-- start --
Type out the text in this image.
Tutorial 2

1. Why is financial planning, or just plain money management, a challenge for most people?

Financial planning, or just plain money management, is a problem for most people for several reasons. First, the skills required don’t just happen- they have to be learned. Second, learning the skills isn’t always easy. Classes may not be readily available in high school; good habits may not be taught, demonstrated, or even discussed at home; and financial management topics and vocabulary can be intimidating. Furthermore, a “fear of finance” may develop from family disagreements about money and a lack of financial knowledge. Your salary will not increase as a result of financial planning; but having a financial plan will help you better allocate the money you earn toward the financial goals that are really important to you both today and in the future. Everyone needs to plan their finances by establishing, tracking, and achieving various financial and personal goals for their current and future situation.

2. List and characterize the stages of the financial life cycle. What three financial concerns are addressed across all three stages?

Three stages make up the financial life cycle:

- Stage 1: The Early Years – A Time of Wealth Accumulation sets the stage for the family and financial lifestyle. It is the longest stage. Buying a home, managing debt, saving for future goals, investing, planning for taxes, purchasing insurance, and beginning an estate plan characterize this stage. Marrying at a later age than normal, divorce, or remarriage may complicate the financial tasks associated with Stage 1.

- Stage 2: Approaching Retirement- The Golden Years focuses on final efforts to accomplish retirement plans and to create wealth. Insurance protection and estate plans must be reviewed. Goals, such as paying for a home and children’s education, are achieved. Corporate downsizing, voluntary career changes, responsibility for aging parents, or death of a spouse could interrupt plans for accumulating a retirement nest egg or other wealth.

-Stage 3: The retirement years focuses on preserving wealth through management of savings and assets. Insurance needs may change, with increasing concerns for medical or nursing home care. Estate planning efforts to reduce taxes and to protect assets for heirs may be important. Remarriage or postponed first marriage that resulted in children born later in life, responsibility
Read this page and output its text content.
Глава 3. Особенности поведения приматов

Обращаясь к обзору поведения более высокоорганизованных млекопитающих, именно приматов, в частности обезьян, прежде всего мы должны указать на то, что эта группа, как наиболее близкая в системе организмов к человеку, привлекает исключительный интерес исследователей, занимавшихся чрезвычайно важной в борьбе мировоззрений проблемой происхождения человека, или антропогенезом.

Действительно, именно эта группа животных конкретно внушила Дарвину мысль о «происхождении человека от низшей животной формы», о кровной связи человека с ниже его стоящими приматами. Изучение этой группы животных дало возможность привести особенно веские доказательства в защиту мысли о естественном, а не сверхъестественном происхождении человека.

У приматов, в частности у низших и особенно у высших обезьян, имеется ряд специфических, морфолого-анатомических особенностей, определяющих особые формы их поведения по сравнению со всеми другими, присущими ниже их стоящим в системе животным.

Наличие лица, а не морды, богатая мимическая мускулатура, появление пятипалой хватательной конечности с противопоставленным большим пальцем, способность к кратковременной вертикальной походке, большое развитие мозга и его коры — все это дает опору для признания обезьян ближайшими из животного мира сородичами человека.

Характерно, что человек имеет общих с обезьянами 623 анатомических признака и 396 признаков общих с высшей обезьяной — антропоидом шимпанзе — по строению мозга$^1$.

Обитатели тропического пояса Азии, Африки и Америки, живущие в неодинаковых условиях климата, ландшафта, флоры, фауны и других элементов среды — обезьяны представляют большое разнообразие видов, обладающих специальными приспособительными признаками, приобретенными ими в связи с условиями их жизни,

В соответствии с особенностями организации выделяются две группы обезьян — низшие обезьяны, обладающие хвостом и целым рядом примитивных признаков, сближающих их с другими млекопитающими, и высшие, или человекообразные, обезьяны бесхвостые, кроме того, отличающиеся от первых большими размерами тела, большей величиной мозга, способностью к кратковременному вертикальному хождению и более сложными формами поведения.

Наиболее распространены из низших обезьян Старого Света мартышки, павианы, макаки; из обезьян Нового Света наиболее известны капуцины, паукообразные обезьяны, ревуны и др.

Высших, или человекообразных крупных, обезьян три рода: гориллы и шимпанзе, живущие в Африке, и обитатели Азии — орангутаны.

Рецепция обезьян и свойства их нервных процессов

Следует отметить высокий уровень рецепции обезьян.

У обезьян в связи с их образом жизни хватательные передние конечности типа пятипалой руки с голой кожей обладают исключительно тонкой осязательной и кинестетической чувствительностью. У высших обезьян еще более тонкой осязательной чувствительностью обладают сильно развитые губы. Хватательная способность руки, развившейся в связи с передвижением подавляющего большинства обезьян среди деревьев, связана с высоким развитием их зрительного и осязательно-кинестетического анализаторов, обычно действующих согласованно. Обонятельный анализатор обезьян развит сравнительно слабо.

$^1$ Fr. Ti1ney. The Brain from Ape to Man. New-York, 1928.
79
-- end --
-- start --
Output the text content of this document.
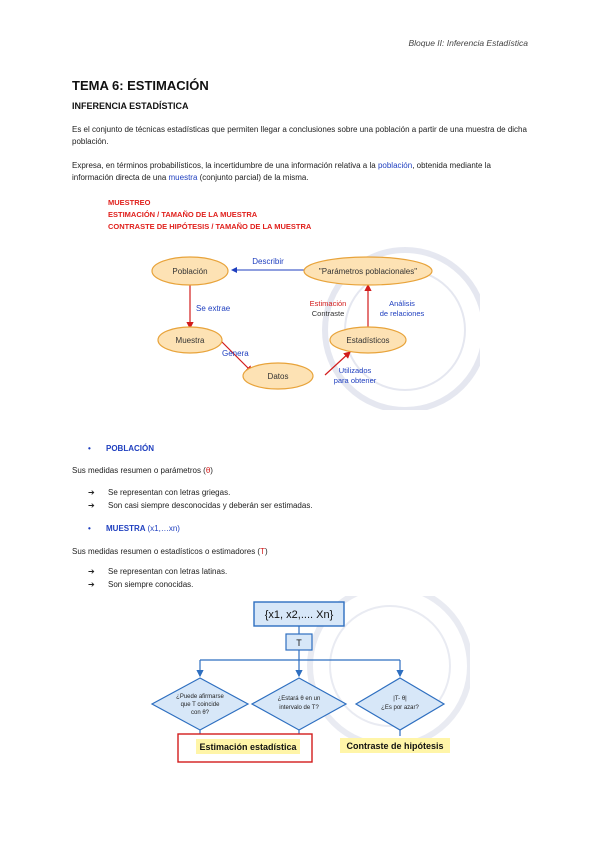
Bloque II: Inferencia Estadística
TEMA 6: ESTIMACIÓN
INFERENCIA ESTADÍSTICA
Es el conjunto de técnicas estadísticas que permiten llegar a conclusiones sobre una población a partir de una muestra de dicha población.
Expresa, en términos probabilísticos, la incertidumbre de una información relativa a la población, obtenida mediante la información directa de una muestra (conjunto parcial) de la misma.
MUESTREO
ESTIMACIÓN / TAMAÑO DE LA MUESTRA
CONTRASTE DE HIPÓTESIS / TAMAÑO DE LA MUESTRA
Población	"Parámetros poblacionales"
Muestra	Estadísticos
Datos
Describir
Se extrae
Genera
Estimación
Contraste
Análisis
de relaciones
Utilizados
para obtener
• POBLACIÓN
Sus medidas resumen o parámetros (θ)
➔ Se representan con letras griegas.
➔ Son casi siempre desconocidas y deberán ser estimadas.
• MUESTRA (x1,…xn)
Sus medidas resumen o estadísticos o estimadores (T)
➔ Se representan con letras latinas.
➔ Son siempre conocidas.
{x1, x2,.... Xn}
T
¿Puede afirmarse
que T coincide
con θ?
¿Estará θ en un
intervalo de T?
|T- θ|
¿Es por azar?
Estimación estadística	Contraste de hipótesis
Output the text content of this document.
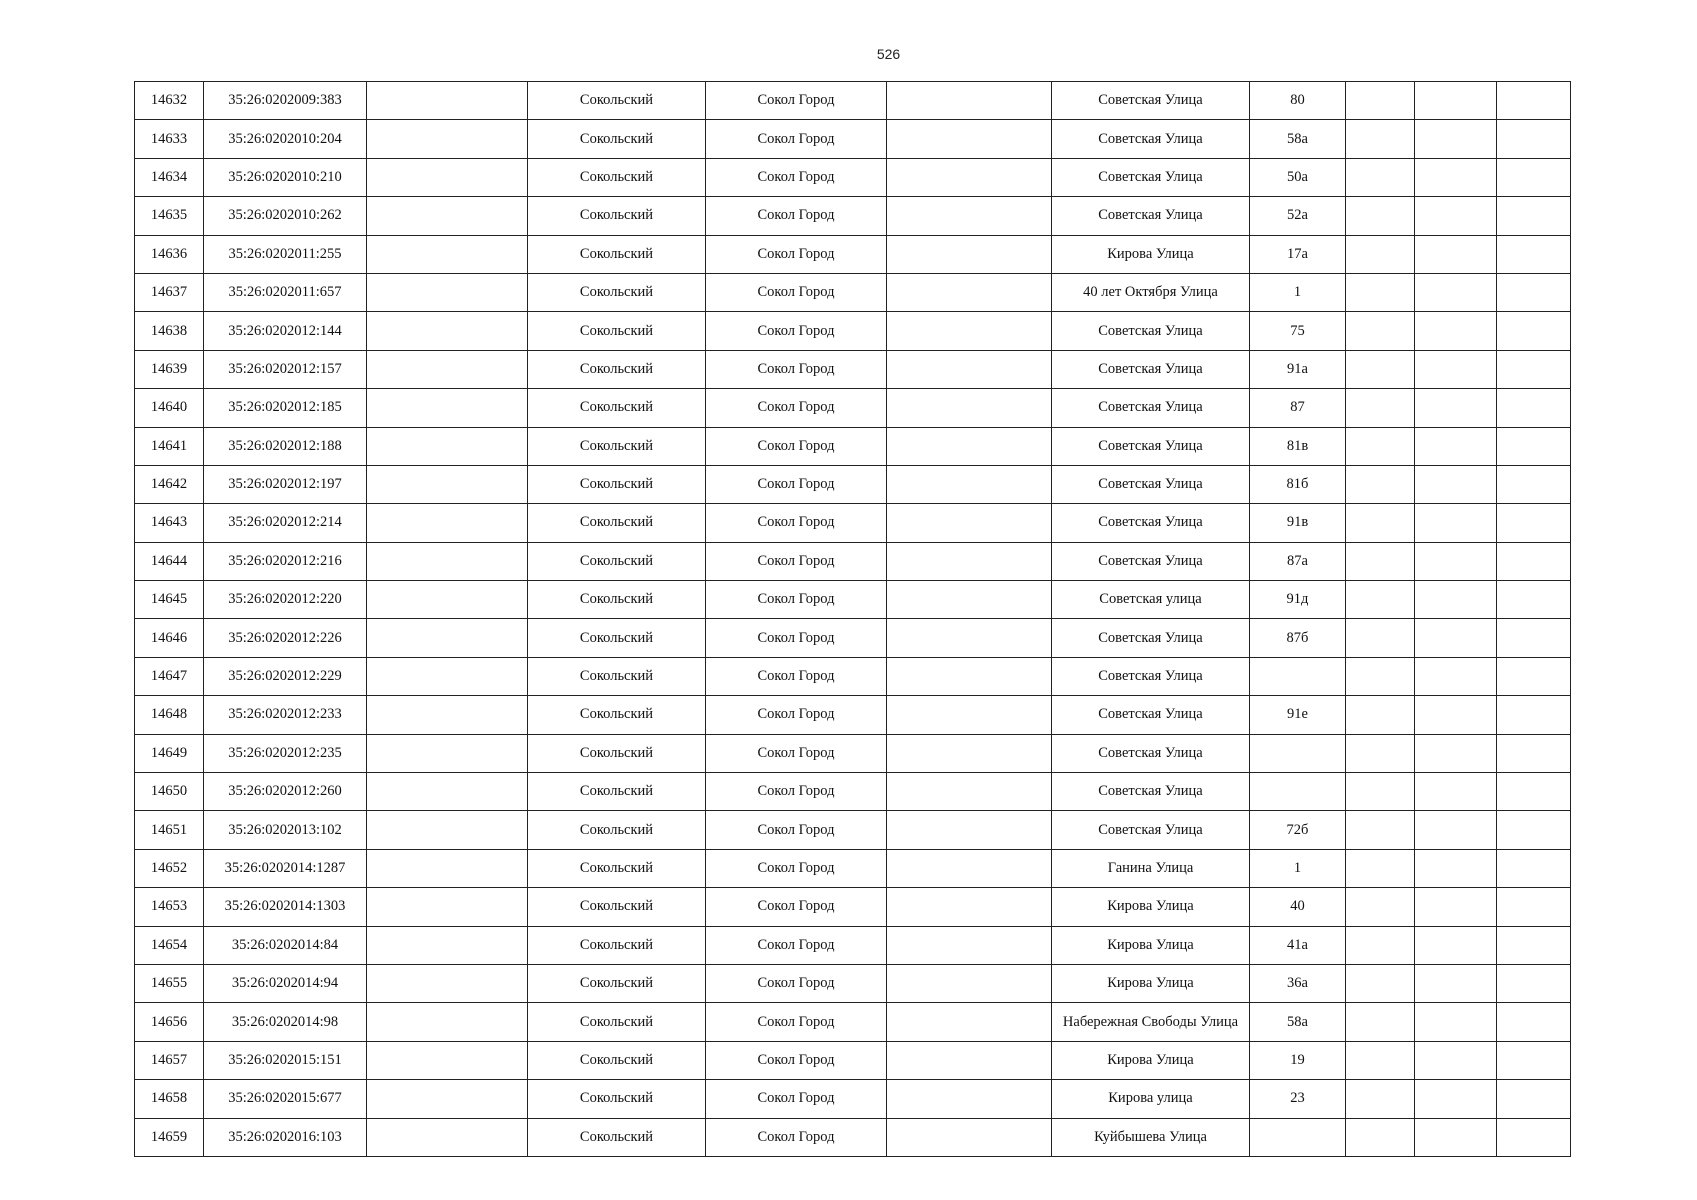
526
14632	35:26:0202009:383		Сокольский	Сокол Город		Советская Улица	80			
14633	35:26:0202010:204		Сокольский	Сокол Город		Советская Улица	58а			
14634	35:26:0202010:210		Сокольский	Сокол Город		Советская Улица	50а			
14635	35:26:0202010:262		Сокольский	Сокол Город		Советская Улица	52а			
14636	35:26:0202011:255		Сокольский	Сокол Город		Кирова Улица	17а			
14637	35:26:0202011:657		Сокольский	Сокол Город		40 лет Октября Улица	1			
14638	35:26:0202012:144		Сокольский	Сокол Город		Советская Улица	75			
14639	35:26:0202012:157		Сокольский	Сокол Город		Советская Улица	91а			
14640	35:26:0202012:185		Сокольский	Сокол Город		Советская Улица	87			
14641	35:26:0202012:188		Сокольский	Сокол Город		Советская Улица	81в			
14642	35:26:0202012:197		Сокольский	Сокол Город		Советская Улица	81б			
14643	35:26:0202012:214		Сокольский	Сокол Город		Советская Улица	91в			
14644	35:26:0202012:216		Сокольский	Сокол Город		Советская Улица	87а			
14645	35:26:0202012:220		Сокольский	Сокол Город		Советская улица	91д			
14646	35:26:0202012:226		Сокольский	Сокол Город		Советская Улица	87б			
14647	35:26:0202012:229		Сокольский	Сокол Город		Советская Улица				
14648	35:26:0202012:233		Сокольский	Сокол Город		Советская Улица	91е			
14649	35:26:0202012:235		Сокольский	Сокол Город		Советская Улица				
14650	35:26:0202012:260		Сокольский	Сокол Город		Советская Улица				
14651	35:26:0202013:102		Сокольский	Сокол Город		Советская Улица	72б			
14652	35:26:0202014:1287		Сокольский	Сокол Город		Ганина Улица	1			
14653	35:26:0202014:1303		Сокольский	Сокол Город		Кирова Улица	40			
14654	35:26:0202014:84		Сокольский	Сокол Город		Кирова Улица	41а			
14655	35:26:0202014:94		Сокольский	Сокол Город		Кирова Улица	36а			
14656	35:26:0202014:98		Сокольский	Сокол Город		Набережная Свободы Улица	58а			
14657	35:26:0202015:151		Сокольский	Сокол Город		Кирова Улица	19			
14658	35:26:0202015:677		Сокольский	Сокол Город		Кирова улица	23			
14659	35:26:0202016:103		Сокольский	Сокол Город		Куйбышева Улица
-- end --
• _Task description_
Where a line above holds the string "medidas", show that line.

• _Task output_
Sus medidas resumen o parámetros (θ)
Sus medidas resumen o estadísticos o estimadores (T)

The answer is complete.